++++ TASK DATA ++++

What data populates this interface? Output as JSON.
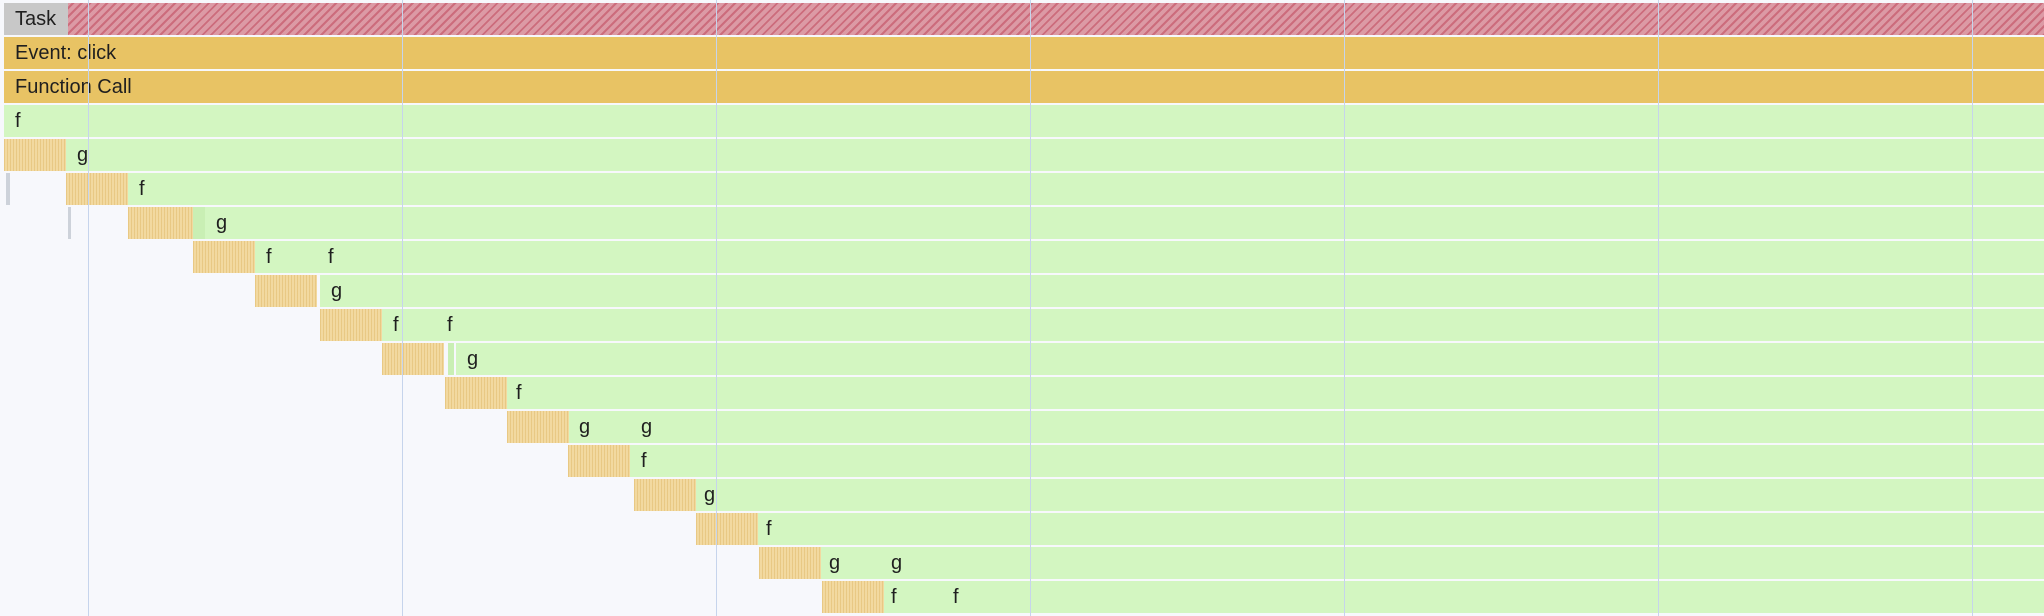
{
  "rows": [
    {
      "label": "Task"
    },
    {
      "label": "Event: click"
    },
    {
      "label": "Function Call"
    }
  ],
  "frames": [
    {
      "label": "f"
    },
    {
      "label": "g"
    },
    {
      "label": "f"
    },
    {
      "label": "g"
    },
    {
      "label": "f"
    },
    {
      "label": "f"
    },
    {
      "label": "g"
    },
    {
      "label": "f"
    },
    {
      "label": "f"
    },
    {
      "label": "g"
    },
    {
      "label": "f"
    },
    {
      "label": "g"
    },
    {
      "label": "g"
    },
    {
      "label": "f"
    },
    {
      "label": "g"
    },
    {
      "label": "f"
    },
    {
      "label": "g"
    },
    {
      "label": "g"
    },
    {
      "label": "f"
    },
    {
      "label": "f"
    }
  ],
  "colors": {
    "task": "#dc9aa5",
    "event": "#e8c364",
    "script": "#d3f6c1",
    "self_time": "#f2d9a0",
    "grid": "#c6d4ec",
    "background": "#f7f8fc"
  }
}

++++
++++ TASK DATA ++++

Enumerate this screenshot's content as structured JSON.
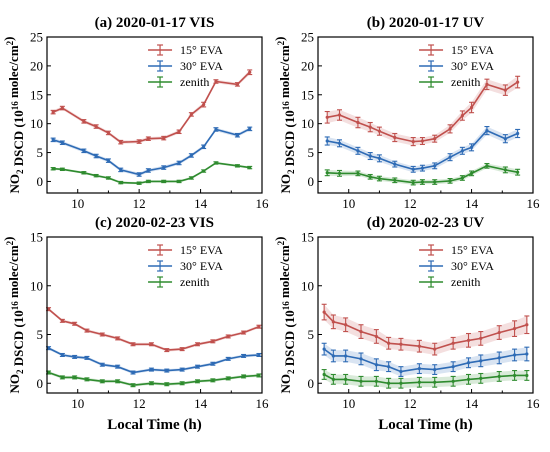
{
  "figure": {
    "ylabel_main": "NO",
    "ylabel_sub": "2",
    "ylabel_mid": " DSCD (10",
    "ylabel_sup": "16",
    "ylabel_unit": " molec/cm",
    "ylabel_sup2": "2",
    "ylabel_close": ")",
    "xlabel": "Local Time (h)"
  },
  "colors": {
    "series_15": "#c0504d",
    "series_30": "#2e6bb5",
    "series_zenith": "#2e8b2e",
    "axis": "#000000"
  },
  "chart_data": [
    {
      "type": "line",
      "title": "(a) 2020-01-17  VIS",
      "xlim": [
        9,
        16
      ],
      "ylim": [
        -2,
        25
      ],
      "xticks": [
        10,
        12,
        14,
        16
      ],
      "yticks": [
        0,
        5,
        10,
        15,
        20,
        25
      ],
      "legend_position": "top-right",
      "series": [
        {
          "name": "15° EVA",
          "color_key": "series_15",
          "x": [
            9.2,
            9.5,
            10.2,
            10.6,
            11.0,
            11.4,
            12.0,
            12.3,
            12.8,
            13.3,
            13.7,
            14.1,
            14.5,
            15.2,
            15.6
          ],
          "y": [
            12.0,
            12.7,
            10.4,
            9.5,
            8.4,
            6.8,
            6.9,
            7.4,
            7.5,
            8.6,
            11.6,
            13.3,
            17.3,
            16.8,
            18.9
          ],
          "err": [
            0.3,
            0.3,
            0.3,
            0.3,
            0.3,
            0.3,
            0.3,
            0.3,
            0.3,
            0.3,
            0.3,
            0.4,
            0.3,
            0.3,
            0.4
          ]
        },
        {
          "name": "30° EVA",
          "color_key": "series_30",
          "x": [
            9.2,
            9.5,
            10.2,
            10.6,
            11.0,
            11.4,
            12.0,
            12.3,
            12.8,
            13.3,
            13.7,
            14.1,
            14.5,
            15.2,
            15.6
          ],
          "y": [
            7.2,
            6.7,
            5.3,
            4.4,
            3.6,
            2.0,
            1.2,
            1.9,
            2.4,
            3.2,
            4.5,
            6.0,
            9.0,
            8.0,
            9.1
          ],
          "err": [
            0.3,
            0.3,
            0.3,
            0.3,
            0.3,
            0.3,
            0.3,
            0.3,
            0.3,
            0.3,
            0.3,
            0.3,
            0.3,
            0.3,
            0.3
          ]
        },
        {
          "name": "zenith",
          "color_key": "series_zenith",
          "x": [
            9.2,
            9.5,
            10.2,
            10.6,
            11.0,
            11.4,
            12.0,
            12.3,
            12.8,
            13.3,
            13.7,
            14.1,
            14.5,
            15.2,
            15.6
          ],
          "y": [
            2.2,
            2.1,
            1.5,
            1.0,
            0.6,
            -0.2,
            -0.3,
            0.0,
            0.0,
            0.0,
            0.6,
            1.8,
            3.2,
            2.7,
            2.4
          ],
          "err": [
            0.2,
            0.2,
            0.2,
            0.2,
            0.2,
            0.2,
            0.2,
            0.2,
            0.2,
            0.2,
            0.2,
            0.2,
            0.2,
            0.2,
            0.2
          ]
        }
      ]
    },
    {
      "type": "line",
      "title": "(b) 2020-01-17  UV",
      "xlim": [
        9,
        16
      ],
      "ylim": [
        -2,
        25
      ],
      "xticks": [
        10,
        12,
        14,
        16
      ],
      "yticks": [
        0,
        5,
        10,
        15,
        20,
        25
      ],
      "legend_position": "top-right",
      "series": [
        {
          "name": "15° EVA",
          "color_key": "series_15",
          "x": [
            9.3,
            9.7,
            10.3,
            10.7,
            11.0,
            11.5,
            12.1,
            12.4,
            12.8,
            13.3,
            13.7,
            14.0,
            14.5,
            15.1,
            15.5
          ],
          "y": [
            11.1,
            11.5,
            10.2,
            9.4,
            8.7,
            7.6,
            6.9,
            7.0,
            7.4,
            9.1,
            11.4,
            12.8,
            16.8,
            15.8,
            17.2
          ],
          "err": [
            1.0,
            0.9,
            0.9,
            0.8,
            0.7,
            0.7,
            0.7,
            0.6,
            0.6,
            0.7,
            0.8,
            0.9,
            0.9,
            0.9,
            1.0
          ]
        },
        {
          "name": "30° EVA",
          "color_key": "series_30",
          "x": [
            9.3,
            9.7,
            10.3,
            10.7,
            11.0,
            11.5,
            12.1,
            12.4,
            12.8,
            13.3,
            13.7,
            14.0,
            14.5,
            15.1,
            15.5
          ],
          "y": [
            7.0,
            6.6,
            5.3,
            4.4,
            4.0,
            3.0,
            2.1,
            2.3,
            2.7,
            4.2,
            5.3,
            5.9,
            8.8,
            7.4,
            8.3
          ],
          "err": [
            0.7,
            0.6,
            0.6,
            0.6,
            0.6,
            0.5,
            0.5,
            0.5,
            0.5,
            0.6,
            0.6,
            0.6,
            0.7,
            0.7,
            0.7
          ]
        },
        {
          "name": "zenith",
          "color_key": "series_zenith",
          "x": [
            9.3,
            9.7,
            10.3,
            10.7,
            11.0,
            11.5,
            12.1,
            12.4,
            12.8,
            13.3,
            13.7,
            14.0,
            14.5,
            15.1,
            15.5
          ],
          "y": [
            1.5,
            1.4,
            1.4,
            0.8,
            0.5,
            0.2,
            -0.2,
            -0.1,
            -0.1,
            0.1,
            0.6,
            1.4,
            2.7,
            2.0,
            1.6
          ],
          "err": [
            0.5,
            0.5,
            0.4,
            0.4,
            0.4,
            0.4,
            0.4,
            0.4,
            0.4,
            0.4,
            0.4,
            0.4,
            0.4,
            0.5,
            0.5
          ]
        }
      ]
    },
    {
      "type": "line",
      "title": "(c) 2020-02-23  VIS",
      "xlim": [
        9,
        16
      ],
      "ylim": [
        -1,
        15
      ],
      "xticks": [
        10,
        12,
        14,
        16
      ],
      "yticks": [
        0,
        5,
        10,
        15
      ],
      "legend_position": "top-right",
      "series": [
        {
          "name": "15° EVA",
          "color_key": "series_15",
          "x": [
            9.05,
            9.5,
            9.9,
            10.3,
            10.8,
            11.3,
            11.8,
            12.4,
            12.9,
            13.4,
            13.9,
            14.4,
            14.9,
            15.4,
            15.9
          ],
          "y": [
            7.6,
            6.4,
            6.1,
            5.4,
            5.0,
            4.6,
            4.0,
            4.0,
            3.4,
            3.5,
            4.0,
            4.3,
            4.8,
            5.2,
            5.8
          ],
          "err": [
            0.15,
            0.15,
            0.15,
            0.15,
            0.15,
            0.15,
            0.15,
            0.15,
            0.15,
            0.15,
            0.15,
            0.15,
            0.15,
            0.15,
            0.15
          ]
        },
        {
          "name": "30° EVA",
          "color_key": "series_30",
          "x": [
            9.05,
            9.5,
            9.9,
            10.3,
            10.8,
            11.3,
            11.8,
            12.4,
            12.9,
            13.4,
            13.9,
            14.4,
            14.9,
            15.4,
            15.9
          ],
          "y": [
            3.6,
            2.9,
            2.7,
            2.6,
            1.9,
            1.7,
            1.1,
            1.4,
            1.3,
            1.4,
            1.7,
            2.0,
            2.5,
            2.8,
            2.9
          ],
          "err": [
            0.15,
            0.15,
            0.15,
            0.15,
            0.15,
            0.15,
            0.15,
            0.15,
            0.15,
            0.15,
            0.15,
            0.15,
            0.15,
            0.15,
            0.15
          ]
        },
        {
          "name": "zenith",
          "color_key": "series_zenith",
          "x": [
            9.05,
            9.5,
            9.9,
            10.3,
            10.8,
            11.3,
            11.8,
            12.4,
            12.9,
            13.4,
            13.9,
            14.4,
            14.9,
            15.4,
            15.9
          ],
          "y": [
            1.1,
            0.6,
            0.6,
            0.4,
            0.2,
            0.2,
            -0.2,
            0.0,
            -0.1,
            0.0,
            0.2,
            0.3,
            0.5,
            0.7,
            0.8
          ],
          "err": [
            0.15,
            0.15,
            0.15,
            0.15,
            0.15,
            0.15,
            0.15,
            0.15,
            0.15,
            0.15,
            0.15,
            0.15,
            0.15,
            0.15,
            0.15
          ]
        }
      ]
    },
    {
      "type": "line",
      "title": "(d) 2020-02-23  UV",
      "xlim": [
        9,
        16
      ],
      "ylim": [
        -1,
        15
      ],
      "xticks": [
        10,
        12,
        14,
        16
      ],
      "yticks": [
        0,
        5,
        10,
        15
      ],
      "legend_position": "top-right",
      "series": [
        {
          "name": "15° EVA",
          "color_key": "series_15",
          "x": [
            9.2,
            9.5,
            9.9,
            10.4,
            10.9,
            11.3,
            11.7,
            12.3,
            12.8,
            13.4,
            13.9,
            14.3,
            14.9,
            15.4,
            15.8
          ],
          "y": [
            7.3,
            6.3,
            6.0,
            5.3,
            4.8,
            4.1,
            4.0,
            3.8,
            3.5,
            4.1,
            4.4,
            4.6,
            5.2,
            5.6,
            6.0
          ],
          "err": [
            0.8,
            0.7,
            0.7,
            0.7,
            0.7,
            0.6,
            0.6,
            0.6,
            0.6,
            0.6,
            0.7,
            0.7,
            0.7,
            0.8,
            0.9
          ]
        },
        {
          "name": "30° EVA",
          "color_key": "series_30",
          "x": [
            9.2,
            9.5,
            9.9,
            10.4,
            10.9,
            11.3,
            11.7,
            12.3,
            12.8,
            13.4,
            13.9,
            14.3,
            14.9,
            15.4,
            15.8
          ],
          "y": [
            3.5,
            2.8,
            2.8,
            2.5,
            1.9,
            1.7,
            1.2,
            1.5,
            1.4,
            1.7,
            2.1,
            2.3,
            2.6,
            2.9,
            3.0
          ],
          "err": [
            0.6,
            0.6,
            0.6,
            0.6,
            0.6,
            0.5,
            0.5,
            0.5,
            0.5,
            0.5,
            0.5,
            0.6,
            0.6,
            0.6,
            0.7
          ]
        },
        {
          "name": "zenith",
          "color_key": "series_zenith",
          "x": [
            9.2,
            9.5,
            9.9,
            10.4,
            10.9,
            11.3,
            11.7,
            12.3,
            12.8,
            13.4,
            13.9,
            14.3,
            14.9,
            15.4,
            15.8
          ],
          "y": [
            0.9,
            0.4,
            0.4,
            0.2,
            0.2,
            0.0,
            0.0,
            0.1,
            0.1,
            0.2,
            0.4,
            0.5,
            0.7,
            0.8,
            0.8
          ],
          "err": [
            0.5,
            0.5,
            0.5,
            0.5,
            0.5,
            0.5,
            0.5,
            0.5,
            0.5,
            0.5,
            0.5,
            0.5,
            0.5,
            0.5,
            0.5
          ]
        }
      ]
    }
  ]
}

++++
++++ TASK DATA ++++

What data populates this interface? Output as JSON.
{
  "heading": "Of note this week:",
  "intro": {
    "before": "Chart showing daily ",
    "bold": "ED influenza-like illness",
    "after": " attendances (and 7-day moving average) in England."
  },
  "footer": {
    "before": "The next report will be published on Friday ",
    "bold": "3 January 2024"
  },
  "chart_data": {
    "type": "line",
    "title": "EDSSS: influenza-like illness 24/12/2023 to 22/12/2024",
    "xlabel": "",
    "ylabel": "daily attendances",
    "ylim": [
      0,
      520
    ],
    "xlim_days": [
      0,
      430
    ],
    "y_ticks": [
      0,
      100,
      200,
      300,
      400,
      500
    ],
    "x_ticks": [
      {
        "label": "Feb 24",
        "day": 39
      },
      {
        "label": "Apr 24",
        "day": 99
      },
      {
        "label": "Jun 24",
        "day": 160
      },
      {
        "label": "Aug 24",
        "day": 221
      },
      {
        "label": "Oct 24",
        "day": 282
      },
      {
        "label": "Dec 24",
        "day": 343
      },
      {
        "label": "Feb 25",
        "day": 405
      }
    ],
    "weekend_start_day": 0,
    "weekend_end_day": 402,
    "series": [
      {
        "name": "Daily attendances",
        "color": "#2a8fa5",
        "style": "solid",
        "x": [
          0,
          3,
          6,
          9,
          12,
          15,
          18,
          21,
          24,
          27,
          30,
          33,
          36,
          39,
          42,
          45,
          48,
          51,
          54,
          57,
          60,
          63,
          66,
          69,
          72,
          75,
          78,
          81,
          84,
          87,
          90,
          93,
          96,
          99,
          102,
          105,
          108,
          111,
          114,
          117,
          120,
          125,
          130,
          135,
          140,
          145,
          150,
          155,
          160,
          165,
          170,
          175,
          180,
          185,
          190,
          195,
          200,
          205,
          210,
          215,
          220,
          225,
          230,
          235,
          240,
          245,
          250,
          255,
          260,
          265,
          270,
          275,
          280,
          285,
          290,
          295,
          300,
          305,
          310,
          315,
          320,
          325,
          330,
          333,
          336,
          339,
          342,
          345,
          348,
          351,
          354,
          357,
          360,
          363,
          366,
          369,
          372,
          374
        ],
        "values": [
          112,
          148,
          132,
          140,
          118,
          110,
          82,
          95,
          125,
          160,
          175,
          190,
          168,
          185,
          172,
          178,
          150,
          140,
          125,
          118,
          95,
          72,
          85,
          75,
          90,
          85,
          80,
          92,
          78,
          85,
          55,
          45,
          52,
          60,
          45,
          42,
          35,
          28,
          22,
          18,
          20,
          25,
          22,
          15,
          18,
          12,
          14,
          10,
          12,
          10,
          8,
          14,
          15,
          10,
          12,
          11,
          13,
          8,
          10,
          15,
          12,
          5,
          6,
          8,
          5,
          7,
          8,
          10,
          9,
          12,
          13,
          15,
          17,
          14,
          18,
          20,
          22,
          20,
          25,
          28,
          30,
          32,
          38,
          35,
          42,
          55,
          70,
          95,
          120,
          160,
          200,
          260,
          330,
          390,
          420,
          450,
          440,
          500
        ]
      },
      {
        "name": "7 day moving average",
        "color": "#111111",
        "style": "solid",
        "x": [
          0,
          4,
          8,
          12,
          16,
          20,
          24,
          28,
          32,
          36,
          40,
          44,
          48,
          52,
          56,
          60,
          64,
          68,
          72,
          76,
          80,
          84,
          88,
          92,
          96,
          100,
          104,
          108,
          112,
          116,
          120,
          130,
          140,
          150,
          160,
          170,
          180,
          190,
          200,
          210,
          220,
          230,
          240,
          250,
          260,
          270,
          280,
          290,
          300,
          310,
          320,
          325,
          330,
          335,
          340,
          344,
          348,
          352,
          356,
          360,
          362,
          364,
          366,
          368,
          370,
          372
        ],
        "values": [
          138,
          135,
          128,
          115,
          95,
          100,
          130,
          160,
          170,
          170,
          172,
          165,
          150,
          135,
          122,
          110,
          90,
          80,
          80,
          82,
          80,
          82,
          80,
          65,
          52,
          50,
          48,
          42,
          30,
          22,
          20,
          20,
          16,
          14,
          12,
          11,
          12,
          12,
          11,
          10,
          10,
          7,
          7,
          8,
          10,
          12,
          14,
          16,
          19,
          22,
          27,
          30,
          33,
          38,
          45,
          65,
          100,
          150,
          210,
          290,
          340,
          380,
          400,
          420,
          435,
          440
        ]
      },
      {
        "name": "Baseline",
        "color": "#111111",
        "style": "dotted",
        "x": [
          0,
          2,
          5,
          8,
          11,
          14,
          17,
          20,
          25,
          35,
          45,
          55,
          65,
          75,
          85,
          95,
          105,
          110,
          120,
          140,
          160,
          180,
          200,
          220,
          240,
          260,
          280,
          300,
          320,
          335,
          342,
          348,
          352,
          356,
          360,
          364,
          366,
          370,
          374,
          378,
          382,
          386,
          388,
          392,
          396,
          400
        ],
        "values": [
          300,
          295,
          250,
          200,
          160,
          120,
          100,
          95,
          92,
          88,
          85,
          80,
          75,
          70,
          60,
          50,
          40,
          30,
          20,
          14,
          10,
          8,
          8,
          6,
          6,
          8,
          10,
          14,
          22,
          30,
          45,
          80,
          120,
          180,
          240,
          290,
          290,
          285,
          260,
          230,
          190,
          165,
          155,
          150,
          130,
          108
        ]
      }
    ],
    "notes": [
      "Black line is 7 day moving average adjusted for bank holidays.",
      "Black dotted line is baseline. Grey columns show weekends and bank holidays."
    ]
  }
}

++++

■ THE TASK ■
Give the count of lines in the listing that hold the word "bold", with no other text.

■ CORRECT RESPONSE ■
2